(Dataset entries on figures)
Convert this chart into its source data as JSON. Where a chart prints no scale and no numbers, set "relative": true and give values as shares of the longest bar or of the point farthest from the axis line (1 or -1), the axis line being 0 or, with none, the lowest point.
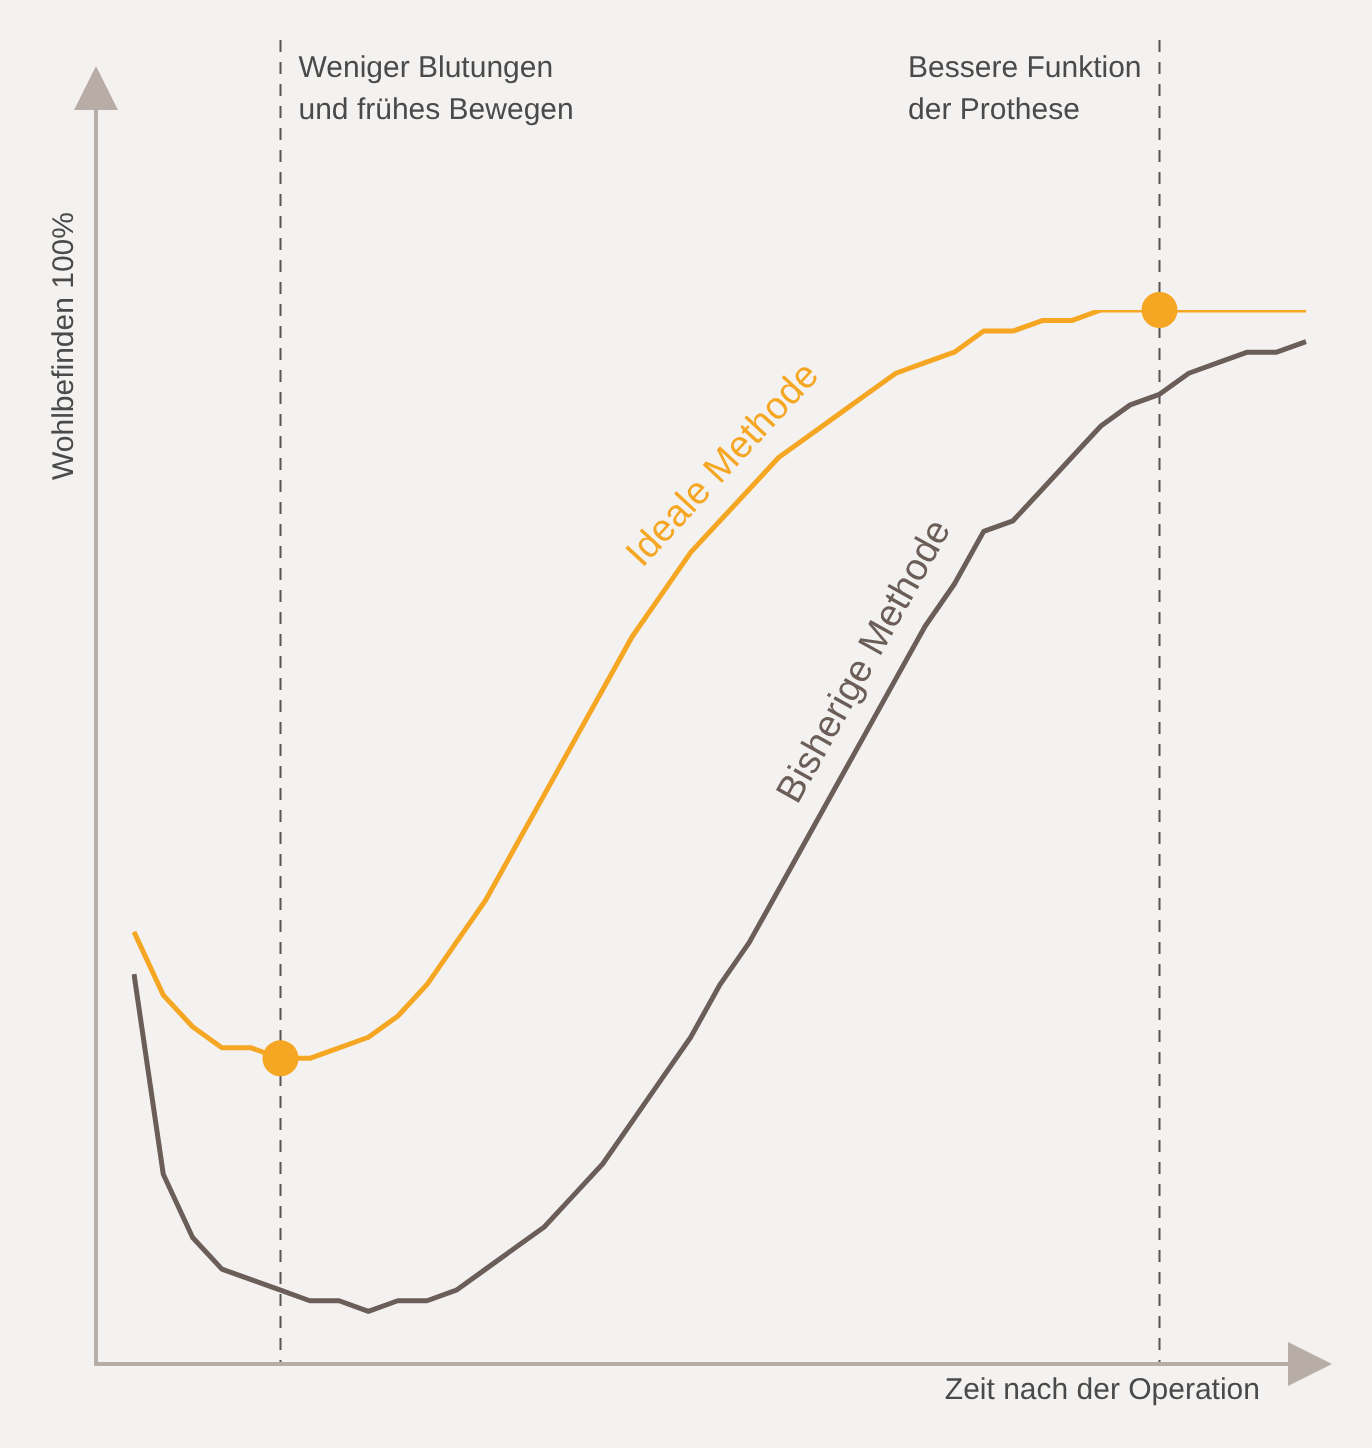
{
  "chart_data": {
    "type": "line",
    "relative": true,
    "xlabel": "Zeit nach der Operation",
    "ylabel": "Wohlbefinden 100%",
    "legend": false,
    "categories": [
      null,
      null,
      null,
      null,
      null,
      null,
      null,
      null,
      null,
      null,
      null,
      null,
      null,
      null,
      null,
      null,
      null,
      null,
      null,
      null,
      null,
      null,
      null,
      null,
      null,
      null,
      null,
      null,
      null,
      null,
      null,
      null,
      null,
      null,
      null,
      null,
      null,
      null,
      null,
      null,
      null
    ],
    "series": [
      {
        "name": "Ideale Methode",
        "color": "#f5a623",
        "values": [
          0.41,
          0.35,
          0.32,
          0.3,
          0.3,
          0.29,
          0.29,
          0.3,
          0.31,
          0.33,
          0.36,
          0.4,
          0.44,
          0.49,
          0.54,
          0.59,
          0.64,
          0.69,
          0.73,
          0.77,
          0.8,
          0.83,
          0.86,
          0.88,
          0.9,
          0.92,
          0.94,
          0.95,
          0.96,
          0.98,
          0.98,
          0.99,
          0.99,
          1.0,
          1.0,
          1.0,
          1.0,
          1.0,
          1.0,
          1.0,
          1.0
        ]
      },
      {
        "name": "Bisherige Methode",
        "color": "#6b5d57",
        "values": [
          0.37,
          0.18,
          0.12,
          0.09,
          0.08,
          0.07,
          0.06,
          0.06,
          0.05,
          0.06,
          0.06,
          0.07,
          0.09,
          0.11,
          0.13,
          0.16,
          0.19,
          0.23,
          0.27,
          0.31,
          0.36,
          0.4,
          0.45,
          0.5,
          0.55,
          0.6,
          0.65,
          0.7,
          0.74,
          0.79,
          0.8,
          0.83,
          0.86,
          0.89,
          0.91,
          0.92,
          0.94,
          0.95,
          0.96,
          0.96,
          0.97
        ]
      }
    ],
    "annotations": [
      "Weniger Blutungen\nund frühes Bewegen",
      "Bessere Funktion\nder Prothese"
    ]
  }
}
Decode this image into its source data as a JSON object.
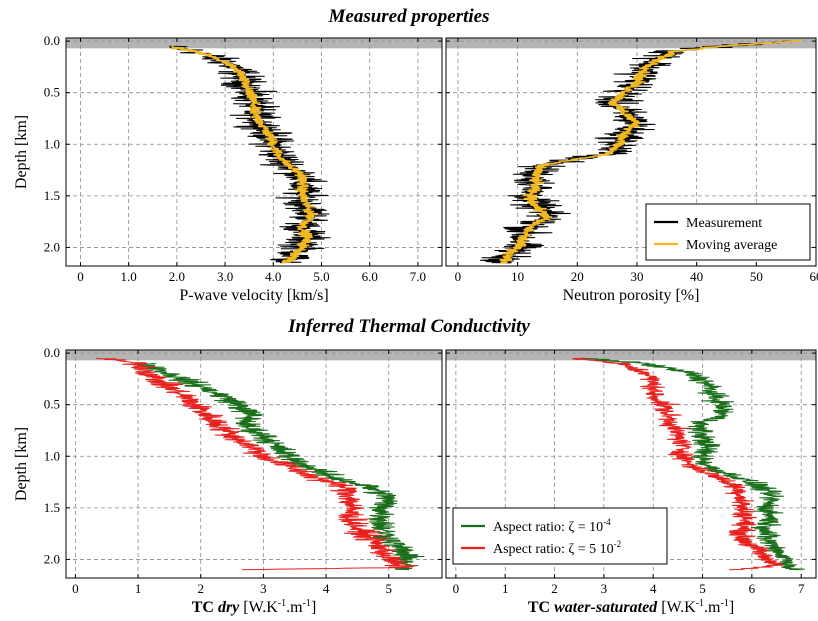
{
  "titles": {
    "top": "Measured properties",
    "bottom": "Inferred Thermal Conductivity"
  },
  "colors": {
    "measurement": "#000000",
    "moving_average": "#f2b822",
    "aspect_small": "#1a6e1a",
    "aspect_large": "#e8201e",
    "shade": "#b4b4b4",
    "grid": "#8c8c8c"
  },
  "chart_data": [
    {
      "id": "vp",
      "type": "line",
      "xlabel": "P-wave velocity [km/s]",
      "ylabel": "Depth [km]",
      "xlim": [
        -0.3,
        7.5
      ],
      "ylim": [
        2.18,
        -0.03
      ],
      "xticks": [
        0,
        1,
        2,
        3,
        4,
        5,
        6,
        7
      ],
      "xtick_labels": [
        "0",
        "1.0",
        "2.0",
        "3.0",
        "4.0",
        "5.0",
        "6.0",
        "7.0"
      ],
      "yticks": [
        0,
        0.5,
        1,
        1.5,
        2
      ],
      "ytick_labels": [
        "0.0",
        "0.5",
        "1.0",
        "1.5",
        "2.0"
      ],
      "shaded_depth": [
        -0.03,
        0.07
      ],
      "grid": true,
      "series": [
        {
          "role": "measurement",
          "noise": 0.38,
          "y": [
            0.05,
            0.1,
            0.2,
            0.3,
            0.4,
            0.5,
            0.6,
            0.7,
            0.8,
            0.9,
            1.0,
            1.1,
            1.2,
            1.3,
            1.4,
            1.5,
            1.6,
            1.7,
            1.8,
            1.9,
            2.0,
            2.1,
            2.15
          ],
          "x": [
            1.8,
            2.4,
            3.0,
            3.3,
            3.4,
            3.5,
            3.6,
            3.6,
            3.75,
            3.9,
            4.0,
            4.1,
            4.3,
            4.6,
            4.6,
            4.6,
            4.7,
            4.8,
            4.6,
            4.7,
            4.6,
            4.4,
            4.2
          ]
        },
        {
          "role": "moving_average",
          "noise": 0.1,
          "y": [
            0.05,
            0.1,
            0.2,
            0.3,
            0.4,
            0.5,
            0.6,
            0.7,
            0.8,
            0.9,
            1.0,
            1.1,
            1.2,
            1.3,
            1.4,
            1.5,
            1.6,
            1.7,
            1.8,
            1.9,
            2.0,
            2.1,
            2.15
          ],
          "x": [
            1.8,
            2.4,
            3.0,
            3.3,
            3.4,
            3.5,
            3.6,
            3.6,
            3.75,
            3.9,
            4.0,
            4.1,
            4.3,
            4.6,
            4.6,
            4.6,
            4.7,
            4.8,
            4.6,
            4.7,
            4.6,
            4.4,
            4.2
          ]
        }
      ]
    },
    {
      "id": "phi",
      "type": "line",
      "xlabel": "Neutron porosity [%]",
      "ylabel": "",
      "xlim": [
        -2,
        60
      ],
      "ylim": [
        2.18,
        -0.03
      ],
      "xticks": [
        0,
        10,
        20,
        30,
        40,
        50,
        60
      ],
      "xtick_labels": [
        "0",
        "10",
        "20",
        "30",
        "40",
        "50",
        "60"
      ],
      "yticks": [
        0,
        0.5,
        1,
        1.5,
        2
      ],
      "ytick_labels": [],
      "shaded_depth": [
        -0.03,
        0.07
      ],
      "grid": true,
      "legend": {
        "placement": "lower-right",
        "entries": [
          "Measurement",
          "Moving average"
        ]
      },
      "series": [
        {
          "role": "measurement",
          "noise": 3.2,
          "y": [
            0.0,
            0.05,
            0.1,
            0.2,
            0.3,
            0.4,
            0.5,
            0.6,
            0.7,
            0.8,
            0.9,
            1.0,
            1.1,
            1.15,
            1.2,
            1.3,
            1.4,
            1.5,
            1.6,
            1.7,
            1.8,
            1.9,
            2.0,
            2.1,
            2.15
          ],
          "x": [
            57,
            44,
            36,
            33,
            31,
            30,
            28,
            26,
            28,
            30,
            28,
            27,
            25,
            19,
            14,
            13,
            13,
            12,
            13,
            15,
            12,
            11,
            10,
            8,
            8
          ]
        },
        {
          "role": "moving_average",
          "noise": 0.9,
          "y": [
            0.0,
            0.05,
            0.1,
            0.2,
            0.3,
            0.4,
            0.5,
            0.6,
            0.7,
            0.8,
            0.9,
            1.0,
            1.1,
            1.15,
            1.2,
            1.3,
            1.4,
            1.5,
            1.6,
            1.7,
            1.8,
            1.9,
            2.0,
            2.1,
            2.15
          ],
          "x": [
            57,
            44,
            36,
            33,
            31,
            30,
            28,
            26,
            28,
            30,
            28,
            27,
            25,
            19,
            14,
            13,
            13,
            12,
            13,
            15,
            12,
            11,
            10,
            8,
            8
          ]
        }
      ]
    },
    {
      "id": "tcdry",
      "type": "line",
      "xlabel_bold": "TC",
      "xlabel_italic": "dry",
      "xlabel_rest": "[W.K",
      "xlabel_sup1": "-1",
      "xlabel_mid": ".m",
      "xlabel_sup2": "-1",
      "xlabel_end": "]",
      "ylabel": "Depth [km]",
      "xlim": [
        -0.15,
        5.85
      ],
      "ylim": [
        2.18,
        -0.03
      ],
      "xticks": [
        0,
        1,
        2,
        3,
        4,
        5
      ],
      "xtick_labels": [
        "0",
        "1",
        "2",
        "3",
        "4",
        "5"
      ],
      "yticks": [
        0,
        0.5,
        1,
        1.5,
        2
      ],
      "ytick_labels": [
        "0.0",
        "0.5",
        "1.0",
        "1.5",
        "2.0"
      ],
      "shaded_depth": [
        -0.03,
        0.07
      ],
      "grid": true,
      "series": [
        {
          "role": "aspect_small",
          "noise": 0.2,
          "y": [
            0.1,
            0.2,
            0.3,
            0.4,
            0.5,
            0.6,
            0.7,
            0.8,
            0.9,
            1.0,
            1.1,
            1.2,
            1.3,
            1.4,
            1.5,
            1.6,
            1.7,
            1.8,
            1.9,
            2.0,
            2.1
          ],
          "x": [
            1.1,
            1.5,
            1.9,
            2.3,
            2.6,
            2.8,
            2.7,
            3.0,
            3.2,
            3.4,
            3.7,
            4.1,
            4.7,
            5.0,
            4.9,
            4.9,
            4.9,
            5.0,
            5.2,
            5.3,
            5.2
          ]
        },
        {
          "role": "aspect_large",
          "noise": 0.2,
          "y": [
            0.05,
            0.1,
            0.2,
            0.3,
            0.4,
            0.5,
            0.6,
            0.7,
            0.8,
            0.9,
            1.0,
            1.1,
            1.2,
            1.3,
            1.4,
            1.5,
            1.6,
            1.7,
            1.8,
            1.9,
            2.0,
            2.08,
            2.1
          ],
          "x": [
            0.4,
            1.0,
            1.2,
            1.4,
            1.7,
            1.9,
            2.1,
            2.3,
            2.5,
            2.8,
            3.0,
            3.4,
            3.8,
            4.3,
            4.4,
            4.4,
            4.4,
            4.5,
            4.7,
            4.9,
            5.0,
            5.2,
            2.6
          ]
        }
      ]
    },
    {
      "id": "tcsat",
      "type": "line",
      "xlabel_bold": "TC",
      "xlabel_italic": "water-saturated",
      "xlabel_rest": "[W.K",
      "xlabel_sup1": "-1",
      "xlabel_mid": ".m",
      "xlabel_sup2": "-1",
      "xlabel_end": "]",
      "ylabel": "",
      "xlim": [
        -0.2,
        7.3
      ],
      "ylim": [
        2.18,
        -0.03
      ],
      "xticks": [
        0,
        1,
        2,
        3,
        4,
        5,
        6,
        7
      ],
      "xtick_labels": [
        "0",
        "1",
        "2",
        "3",
        "4",
        "5",
        "6",
        "7"
      ],
      "yticks": [
        0,
        0.5,
        1,
        1.5,
        2
      ],
      "ytick_labels": [],
      "shaded_depth": [
        -0.03,
        0.07
      ],
      "grid": true,
      "legend": {
        "placement": "lower-left",
        "entries": [
          {
            "text": "Aspect ratio: ζ = 10",
            "sup": "-4"
          },
          {
            "text": "Aspect ratio: ζ = 5 10",
            "sup": "-2"
          }
        ]
      },
      "series": [
        {
          "role": "aspect_small",
          "noise": 0.22,
          "y": [
            0.05,
            0.1,
            0.2,
            0.3,
            0.4,
            0.5,
            0.6,
            0.7,
            0.8,
            0.9,
            1.0,
            1.1,
            1.2,
            1.3,
            1.4,
            1.5,
            1.6,
            1.7,
            1.8,
            1.9,
            2.0,
            2.1
          ],
          "x": [
            2.6,
            3.8,
            4.8,
            5.1,
            5.2,
            5.4,
            5.4,
            4.9,
            5.0,
            5.1,
            5.0,
            5.1,
            5.7,
            6.2,
            6.4,
            6.3,
            6.4,
            6.3,
            6.3,
            6.5,
            6.7,
            6.8
          ]
        },
        {
          "role": "aspect_large",
          "noise": 0.2,
          "y": [
            0.05,
            0.1,
            0.2,
            0.3,
            0.4,
            0.5,
            0.6,
            0.7,
            0.8,
            0.9,
            1.0,
            1.1,
            1.2,
            1.3,
            1.4,
            1.5,
            1.6,
            1.7,
            1.8,
            1.9,
            2.0,
            2.05,
            2.1
          ],
          "x": [
            2.4,
            3.3,
            3.9,
            4.0,
            4.0,
            4.2,
            4.3,
            4.4,
            4.5,
            4.6,
            4.6,
            4.8,
            5.3,
            5.7,
            5.8,
            5.8,
            5.9,
            5.8,
            5.8,
            6.1,
            6.3,
            6.6,
            5.7
          ]
        }
      ]
    }
  ]
}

# [Exercise brief]
How many of the lines above include the string "source"? Reply with the number by itself.

# [Result of the task]
2